* Begin DATA SHOWN *

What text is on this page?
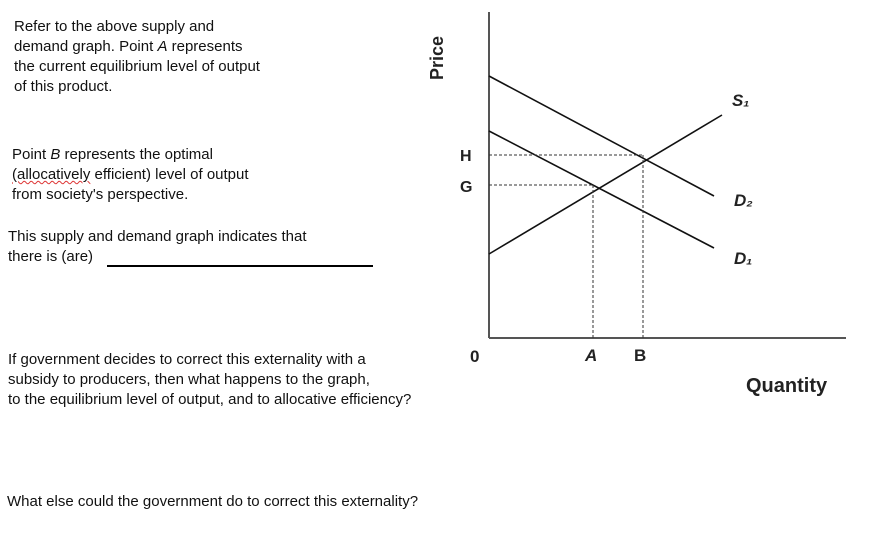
Refer to the above supply and
demand graph. Point A represents
the current equilibrium level of output
of this product.
Point B represents the optimal
(allocatively efficient) level of output
from society's perspective.
This supply and demand graph indicates that
there is (are)
If government decides to correct this externality with a
subsidy to producers, then what happens to the graph,
to the equilibrium level of output, and to allocative efficiency?
What else could the government do to correct this externality?
Price
Quantity
H
G
0	A B
S₁
D₂
D₁
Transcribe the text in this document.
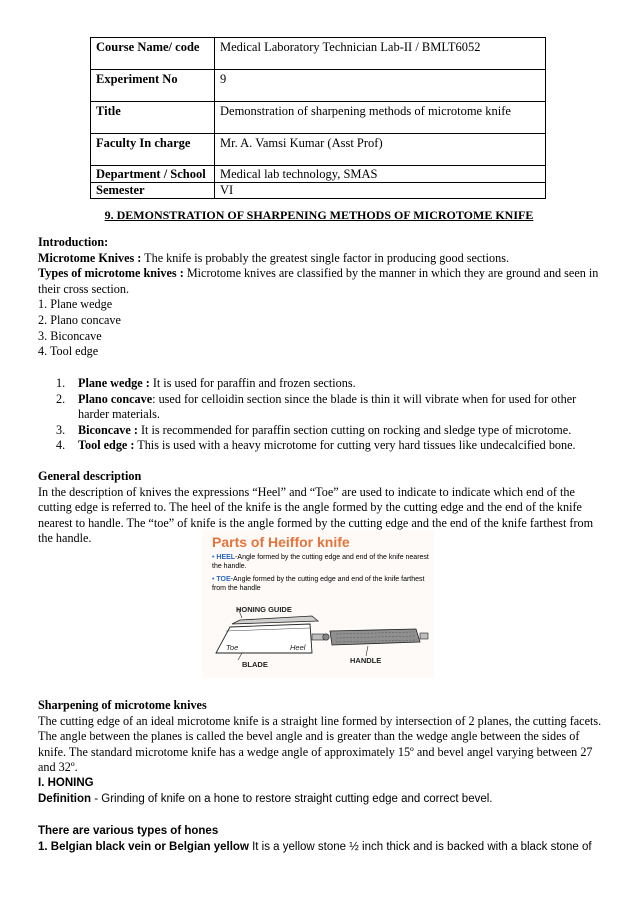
Course Name/ code	Medical Laboratory Technician Lab-II / BMLT6052
Experiment No	9
Title	Demonstration of sharpening methods of microtome knife
Faculty In charge	Mr. A. Vamsi Kumar (Asst Prof)
Department / School	Medical lab technology, SMAS
Semester	VI
9. DEMONSTRATION OF SHARPENING METHODS OF MICROTOME KNIFE
Introduction:
Microtome Knives : The knife is probably the greatest single factor in producing good sections.
Types of microtome knives : Microtome knives are classified by the manner in which they are ground and seen in their cross section.
1. Plane wedge
2. Plano concave
3. Biconcave
4. Tool edge
1. Plane wedge : It is used for paraffin and frozen sections.
2. Plano concave: used for celloidin section since the blade is thin it will vibrate when for used for other harder materials.
3. Biconcave : It is recommended for paraffin section cutting on rocking and sledge type of microtome.
4. Tool edge : This is used with a heavy microtome for cutting very hard tissues like undecalcified bone.
General description
In the description of knives the expressions “Heel” and “Toe” are used to indicate to indicate which end of the cutting edge is referred to. The heel of the knife is the angle formed by the cutting edge and the end of the knife nearest to handle. The “toe” of knife is the angle formed by the cutting edge and the end of the knife farthest from the handle.	Parts of Heiffor knife
• HEEL-Angle formed by the cutting edge and end of the knife nearest the handle.
• TOE-Angle formed by the cutting edge and end of the knife farthest from the handle
HONING GUIDE
Toe	Heel
BLADE	HANDLE
Sharpening of microtome knives
The cutting edge of an ideal microtome knife is a straight line formed by intersection of 2 planes, the cutting facets. The angle between the planes is called the bevel angle and is greater than the wedge angle between the sides of knife. The standard microtome knife has a wedge angle of approximately 15º and bevel angel varying between 27 and 32º.
I. HONING
Definition - Grinding of knife on a hone to restore straight cutting edge and correct bevel.
There are various types of hones
1. Belgian black vein or Belgian yellow It is a yellow stone ½ inch thick and is backed with a black stone of
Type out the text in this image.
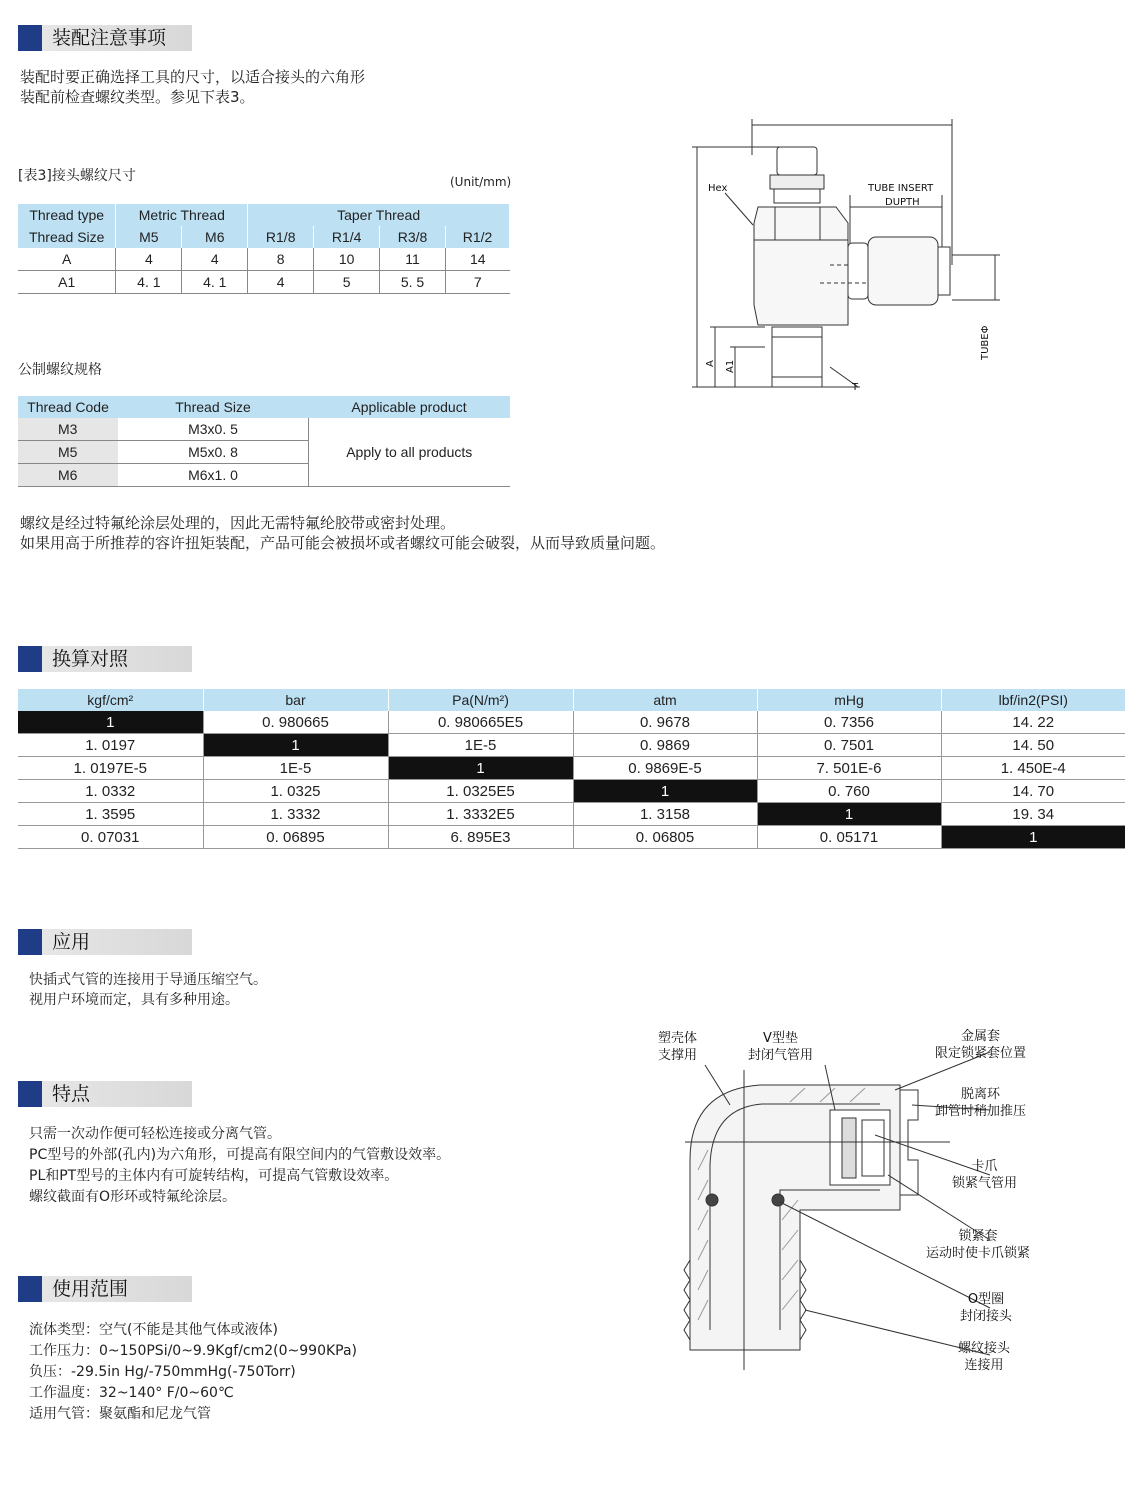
装配注意事项
装配时要正确选择工具的尺寸，以适合接头的六角形
装配前检查螺纹类型。参见下表3。
[表3]接头螺纹尺寸	(Unit/mm)
Thread type	Metric Thread		Taper Thread			
Thread Size	M5	M6	R1/8	R1/4	R3/8	R1/2
A	4	4	8	10	11	14
A1	4. 1	4. 1	4	5	5. 5	7
公制螺纹规格
Thread Code	Thread Size	Applicable product
M3	M3x0. 5	Apply to all products
M5	M5x0. 8	
M6	M6x1. 0	
螺纹是经过特氟纶涂层处理的，因此无需特氟纶胶带或密封处理。
如果用高于所推荐的容许扭矩装配，产品可能会被损坏或者螺纹可能会破裂，从而导致质量问题。
Hex	TUBE INSERT
DUPTH
T
A A1
TUBEΦ
换算对照
kgf/cm²	bar	Pa(N/m²)	atm	mHg	lbf/in2(PSI)
1	0. 980665	0. 980665E5	0. 9678	0. 7356	14. 22
1. 0197	1	1E-5	0. 9869	0. 7501	14. 50
1. 0197E-5	1E-5	1	0. 9869E-5	7. 501E-6	1. 450E-4
1. 0332	1. 0325	1. 0325E5	1	0. 760	14. 70
1. 3595	1. 3332	1. 3332E5	1. 3158	1	19. 34
0. 07031	0. 06895	6. 895E3	0. 06805	0. 05171	1
应用
快插式气管的连接用于导通压缩空气。
视用户环境而定，具有多种用途。
特点
只需一次动作便可轻松连接或分离气管。
PC型号的外部(孔内)为六角形，可提高有限空间内的气管敷设效率。
PL和PT型号的主体内有可旋转结构，可提高气管敷设效率。
螺纹截面有O形环或特氟纶涂层。
使用范围
流体类型：空气(不能是其他气体或液体)
工作压力：0~150PSi/0~9.9Kgf/cm2(0~990KPa)
负压：-29.5in Hg/-750mmHg(-750Torr)
工作温度：32~140° F/0~60℃
适用气管：聚氨酯和尼龙气管
塑壳体
支撑用
V型垫
封闭气管用
金属套
限定锁紧套位置
脱离环
卸管时稍加推压
卡爪
锁紧气管用
锁紧套
运动时使卡爪锁紧
O型圈
封闭接头
螺纹接头
连接用
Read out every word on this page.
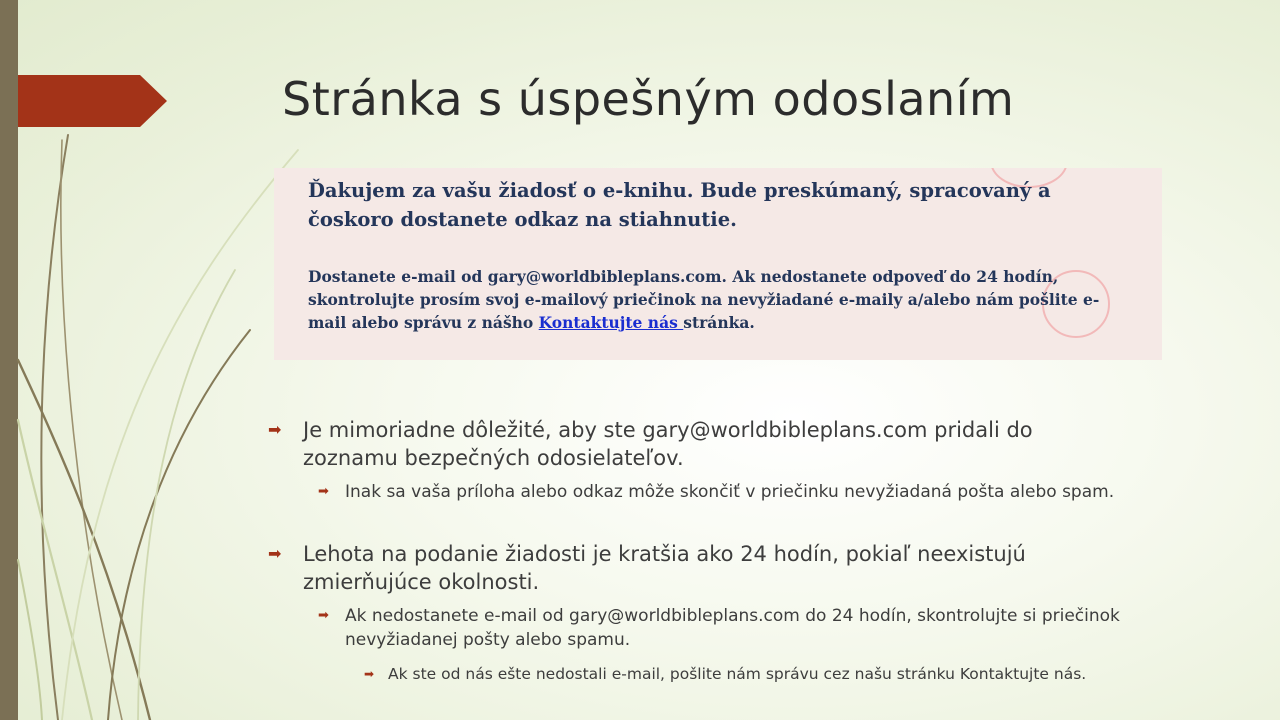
Stránka s úspešným odoslaním

Ďakujem za vašu žiadosť o e-knihu. Bude preskúmaný, spracovaný a čoskoro dostanete odkaz na stiahnutie.

Dostanete e-mail od gary@worldbibleplans.com. Ak nedostanete odpoveď do 24 hodín, skontrolujte prosím svoj e-mailový priečinok na nevyžiadané e-maily a/alebo nám pošlite e-mail alebo správu z nášho Kontaktujte nás stránka.

➡ Je mimoriadne dôležité, aby ste gary@worldbibleplans.com pridali do zoznamu bezpečných odosielateľov.

➡ Inak sa vaša príloha alebo odkaz môže skončiť v priečinku nevyžiadaná pošta alebo spam.

➡ Lehota na podanie žiadosti je kratšia ako 24 hodín, pokiaľ neexistujú zmierňujúce okolnosti.

➡ Ak nedostanete e-mail od gary@worldbibleplans.com do 24 hodín, skontrolujte si priečinok nevyžiadanej pošty alebo spamu.

➡ Ak ste od nás ešte nedostali e-mail, pošlite nám správu cez našu stránku Kontaktujte nás.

* End DATA SHOWN *

▶ TASK DETAILS: Report the number of lines holding the string "description", without any other words.

▶ RESULT OF THE EXERCISE: 2